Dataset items
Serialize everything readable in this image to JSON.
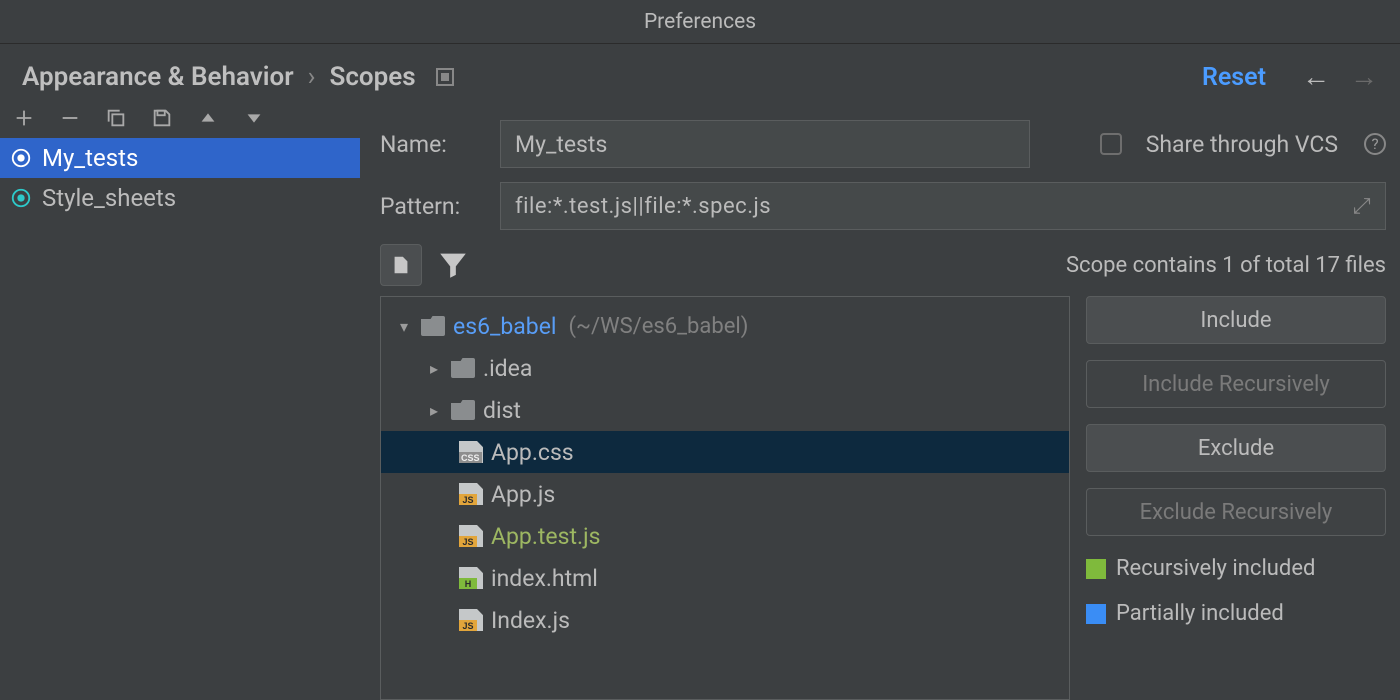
{
  "window_title": "Preferences",
  "breadcrumb": {
    "root": "Appearance & Behavior",
    "leaf": "Scopes"
  },
  "header": {
    "reset": "Reset"
  },
  "left": {
    "scopes": [
      {
        "name": "My_tests",
        "selected": true
      },
      {
        "name": "Style_sheets",
        "selected": false
      }
    ]
  },
  "form": {
    "name_label": "Name:",
    "name_value": "My_tests",
    "share_label": "Share through VCS",
    "pattern_label": "Pattern:",
    "pattern_value": "file:*.test.js||file:*.spec.js",
    "scope_count": "Scope contains 1 of total 17 files"
  },
  "buttons": {
    "include": "Include",
    "include_rec": "Include Recursively",
    "exclude": "Exclude",
    "exclude_rec": "Exclude Recursively"
  },
  "legend": {
    "rec": "Recursively included",
    "part": "Partially included"
  },
  "tree": {
    "project_name": "es6_babel",
    "project_path": "(~/WS/es6_babel)",
    "items": [
      {
        "kind": "folder",
        "name": ".idea"
      },
      {
        "kind": "folder",
        "name": "dist"
      },
      {
        "kind": "file",
        "name": "App.css",
        "ft": "css",
        "selected": true
      },
      {
        "kind": "file",
        "name": "App.js",
        "ft": "js"
      },
      {
        "kind": "file",
        "name": "App.test.js",
        "ft": "js",
        "green": true
      },
      {
        "kind": "file",
        "name": "index.html",
        "ft": "h"
      },
      {
        "kind": "file",
        "name": "Index.js",
        "ft": "js"
      }
    ]
  }
}
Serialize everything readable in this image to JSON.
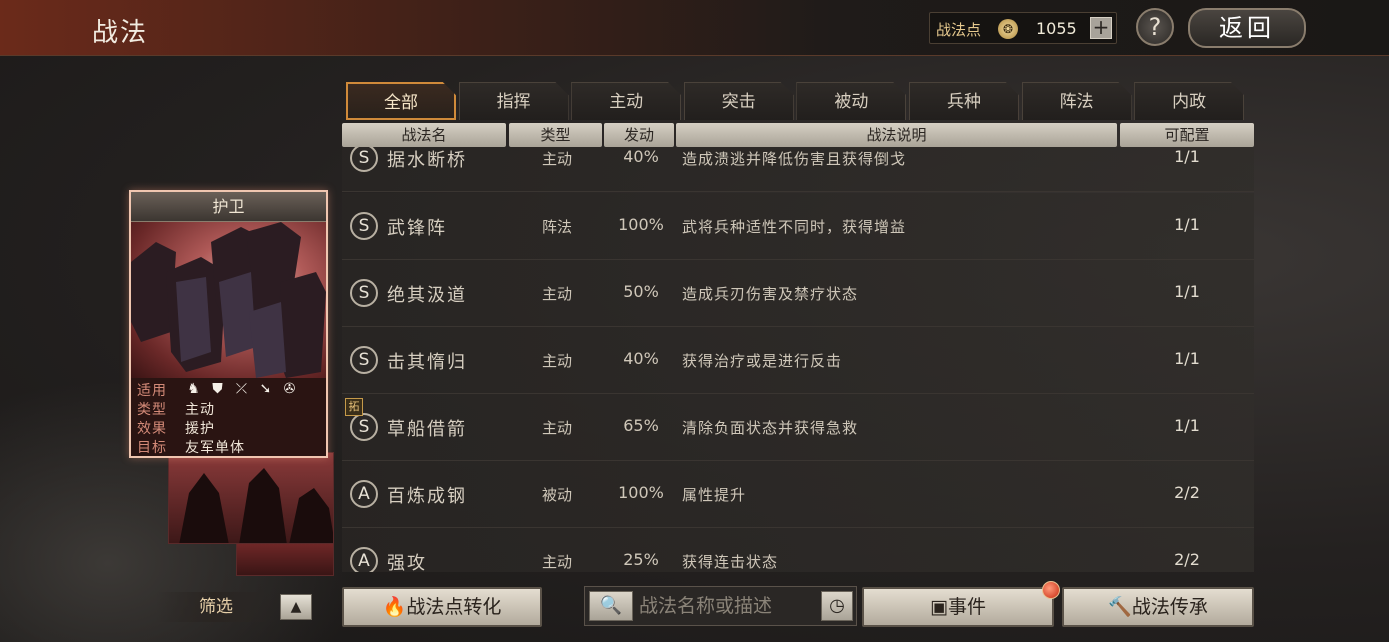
{
  "header": {
    "title": "战法",
    "points_label": "战法点",
    "points_value": "1055",
    "add_label": "+",
    "help_label": "?",
    "back_label": "返回"
  },
  "tabs": [
    "全部",
    "指挥",
    "主动",
    "突击",
    "被动",
    "兵种",
    "阵法",
    "内政"
  ],
  "columns": [
    "战法名",
    "类型",
    "发动",
    "战法说明",
    "可配置"
  ],
  "rows": [
    {
      "grade": "S",
      "name": "据水断桥",
      "type": "主动",
      "rate": "40%",
      "desc": "造成溃逃并降低伤害且获得倒戈",
      "cfg": "1/1"
    },
    {
      "grade": "S",
      "name": "武锋阵",
      "type": "阵法",
      "rate": "100%",
      "desc": "武将兵种适性不同时，获得增益",
      "cfg": "1/1"
    },
    {
      "grade": "S",
      "name": "绝其汲道",
      "type": "主动",
      "rate": "50%",
      "desc": "造成兵刃伤害及禁疗状态",
      "cfg": "1/1"
    },
    {
      "grade": "S",
      "name": "击其惰归",
      "type": "主动",
      "rate": "40%",
      "desc": "获得治疗或是进行反击",
      "cfg": "1/1"
    },
    {
      "grade": "S",
      "name": "草船借箭",
      "type": "主动",
      "rate": "65%",
      "desc": "清除负面状态并获得急救",
      "cfg": "1/1"
    },
    {
      "grade": "A",
      "name": "百炼成钢",
      "type": "被动",
      "rate": "100%",
      "desc": "属性提升",
      "cfg": "2/2"
    },
    {
      "grade": "A",
      "name": "强攻",
      "type": "主动",
      "rate": "25%",
      "desc": "获得连击状态",
      "cfg": "2/2"
    }
  ],
  "tuo_badge": "拓",
  "card": {
    "title": "护卫",
    "applies_label": "适用",
    "type_label": "类型",
    "type_value": "主动",
    "effect_label": "效果",
    "effect_value": "援护",
    "target_label": "目标",
    "target_value": "友军单体",
    "troop_icons": [
      "cavalry-icon",
      "shield-icon",
      "archer-icon",
      "spear-icon",
      "chariot-icon"
    ]
  },
  "bottom": {
    "filter_label": "筛选",
    "convert_label": "战法点转化",
    "search_placeholder": "战法名称或描述",
    "event_label": "事件",
    "inherit_label": "战法传承"
  }
}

• [Short problem] Go through the entries above and print each one exactly, minus the pictures.

• [Correct response]
Serialize everything readable in this image to JSON.
{
  "window_title": "Preferences",
  "breadcrumb": {
    "root": "Appearance & Behavior",
    "leaf": "Scopes"
  },
  "header": {
    "reset": "Reset"
  },
  "left": {
    "scopes": [
      {
        "name": "My_tests",
        "selected": true
      },
      {
        "name": "Style_sheets",
        "selected": false
      }
    ]
  },
  "form": {
    "name_label": "Name:",
    "name_value": "My_tests",
    "share_label": "Share through VCS",
    "pattern_label": "Pattern:",
    "pattern_value": "file:*.test.js||file:*.spec.js",
    "scope_count": "Scope contains 1 of total 17 files"
  },
  "buttons": {
    "include": "Include",
    "include_rec": "Include Recursively",
    "exclude": "Exclude",
    "exclude_rec": "Exclude Recursively"
  },
  "legend": {
    "rec": "Recursively included",
    "part": "Partially included"
  },
  "tree": {
    "project_name": "es6_babel",
    "project_path": "(~/WS/es6_babel)",
    "items": [
      {
        "kind": "folder",
        "name": ".idea"
      },
      {
        "kind": "folder",
        "name": "dist"
      },
      {
        "kind": "file",
        "name": "App.css",
        "ft": "css",
        "selected": true
      },
      {
        "kind": "file",
        "name": "App.js",
        "ft": "js"
      },
      {
        "kind": "file",
        "name": "App.test.js",
        "ft": "js",
        "green": true
      },
      {
        "kind": "file",
        "name": "index.html",
        "ft": "h"
      },
      {
        "kind": "file",
        "name": "Index.js",
        "ft": "js"
      }
    ]
  }
}
Serialize everything readable in this image to JSON.
{
  "header": {
    "title": "战法",
    "points_label": "战法点",
    "points_value": "1055",
    "add_label": "+",
    "help_label": "?",
    "back_label": "返回"
  },
  "tabs": [
    "全部",
    "指挥",
    "主动",
    "突击",
    "被动",
    "兵种",
    "阵法",
    "内政"
  ],
  "columns": [
    "战法名",
    "类型",
    "发动",
    "战法说明",
    "可配置"
  ],
  "rows": [
    {
      "grade": "S",
      "name": "据水断桥",
      "type": "主动",
      "rate": "40%",
      "desc": "造成溃逃并降低伤害且获得倒戈",
      "cfg": "1/1"
    },
    {
      "grade": "S",
      "name": "武锋阵",
      "type": "阵法",
      "rate": "100%",
      "desc": "武将兵种适性不同时，获得增益",
      "cfg": "1/1"
    },
    {
      "grade": "S",
      "name": "绝其汲道",
      "type": "主动",
      "rate": "50%",
      "desc": "造成兵刃伤害及禁疗状态",
      "cfg": "1/1"
    },
    {
      "grade": "S",
      "name": "击其惰归",
      "type": "主动",
      "rate": "40%",
      "desc": "获得治疗或是进行反击",
      "cfg": "1/1"
    },
    {
      "grade": "S",
      "name": "草船借箭",
      "type": "主动",
      "rate": "65%",
      "desc": "清除负面状态并获得急救",
      "cfg": "1/1"
    },
    {
      "grade": "A",
      "name": "百炼成钢",
      "type": "被动",
      "rate": "100%",
      "desc": "属性提升",
      "cfg": "2/2"
    },
    {
      "grade": "A",
      "name": "强攻",
      "type": "主动",
      "rate": "25%",
      "desc": "获得连击状态",
      "cfg": "2/2"
    }
  ],
  "tuo_badge": "拓",
  "card": {
    "title": "护卫",
    "applies_label": "适用",
    "type_label": "类型",
    "type_value": "主动",
    "effect_label": "效果",
    "effect_value": "援护",
    "target_label": "目标",
    "target_value": "友军单体",
    "troop_icons": [
      "cavalry-icon",
      "shield-icon",
      "archer-icon",
      "spear-icon",
      "chariot-icon"
    ]
  },
  "bottom": {
    "filter_label": "筛选",
    "convert_label": "战法点转化",
    "search_placeholder": "战法名称或描述",
    "event_label": "事件",
    "inherit_label": "战法传承"
  }
}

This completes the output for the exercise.